------ DATA SUPPLIED ------

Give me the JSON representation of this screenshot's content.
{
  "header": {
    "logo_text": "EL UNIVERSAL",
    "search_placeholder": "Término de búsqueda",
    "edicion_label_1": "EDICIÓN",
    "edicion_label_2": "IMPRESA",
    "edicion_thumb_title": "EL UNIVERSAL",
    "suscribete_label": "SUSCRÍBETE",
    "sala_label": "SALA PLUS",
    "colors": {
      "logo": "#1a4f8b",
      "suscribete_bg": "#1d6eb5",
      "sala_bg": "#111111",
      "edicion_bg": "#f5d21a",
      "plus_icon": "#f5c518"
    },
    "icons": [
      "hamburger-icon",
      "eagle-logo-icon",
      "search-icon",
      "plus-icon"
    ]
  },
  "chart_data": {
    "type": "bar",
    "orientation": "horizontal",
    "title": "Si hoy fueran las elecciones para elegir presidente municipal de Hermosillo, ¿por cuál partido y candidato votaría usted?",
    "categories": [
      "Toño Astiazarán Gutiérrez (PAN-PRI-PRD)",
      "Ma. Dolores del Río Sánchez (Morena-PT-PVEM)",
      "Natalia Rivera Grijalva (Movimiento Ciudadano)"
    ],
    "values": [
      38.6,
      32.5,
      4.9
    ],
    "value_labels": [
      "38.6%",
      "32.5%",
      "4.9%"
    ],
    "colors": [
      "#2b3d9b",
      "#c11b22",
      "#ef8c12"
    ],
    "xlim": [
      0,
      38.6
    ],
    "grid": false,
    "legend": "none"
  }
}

------

• [WHAT YOU ARE ASKED TO DO]:
From the records above, extract every line exactly as it stands.

• [COMPLETED EXERCISE]:
Give me the JSON representation of this screenshot's content.
{
  "header": {
    "logo_text": "EL UNIVERSAL",
    "search_placeholder": "Término de búsqueda",
    "edicion_label_1": "EDICIÓN",
    "edicion_label_2": "IMPRESA",
    "edicion_thumb_title": "EL UNIVERSAL",
    "suscribete_label": "SUSCRÍBETE",
    "sala_label": "SALA PLUS",
    "colors": {
      "logo": "#1a4f8b",
      "suscribete_bg": "#1d6eb5",
      "sala_bg": "#111111",
      "edicion_bg": "#f5d21a",
      "plus_icon": "#f5c518"
    },
    "icons": [
      "hamburger-icon",
      "eagle-logo-icon",
      "search-icon",
      "plus-icon"
    ]
  },
  "chart_data": {
    "type": "bar",
    "orientation": "horizontal",
    "title": "Si hoy fueran las elecciones para elegir presidente municipal de Hermosillo, ¿por cuál partido y candidato votaría usted?",
    "categories": [
      "Toño Astiazarán Gutiérrez (PAN-PRI-PRD)",
      "Ma. Dolores del Río Sánchez (Morena-PT-PVEM)",
      "Natalia Rivera Grijalva (Movimiento Ciudadano)"
    ],
    "values": [
      38.6,
      32.5,
      4.9
    ],
    "value_labels": [
      "38.6%",
      "32.5%",
      "4.9%"
    ],
    "colors": [
      "#2b3d9b",
      "#c11b22",
      "#ef8c12"
    ],
    "xlim": [
      0,
      38.6
    ],
    "grid": false,
    "legend": "none"
  }
}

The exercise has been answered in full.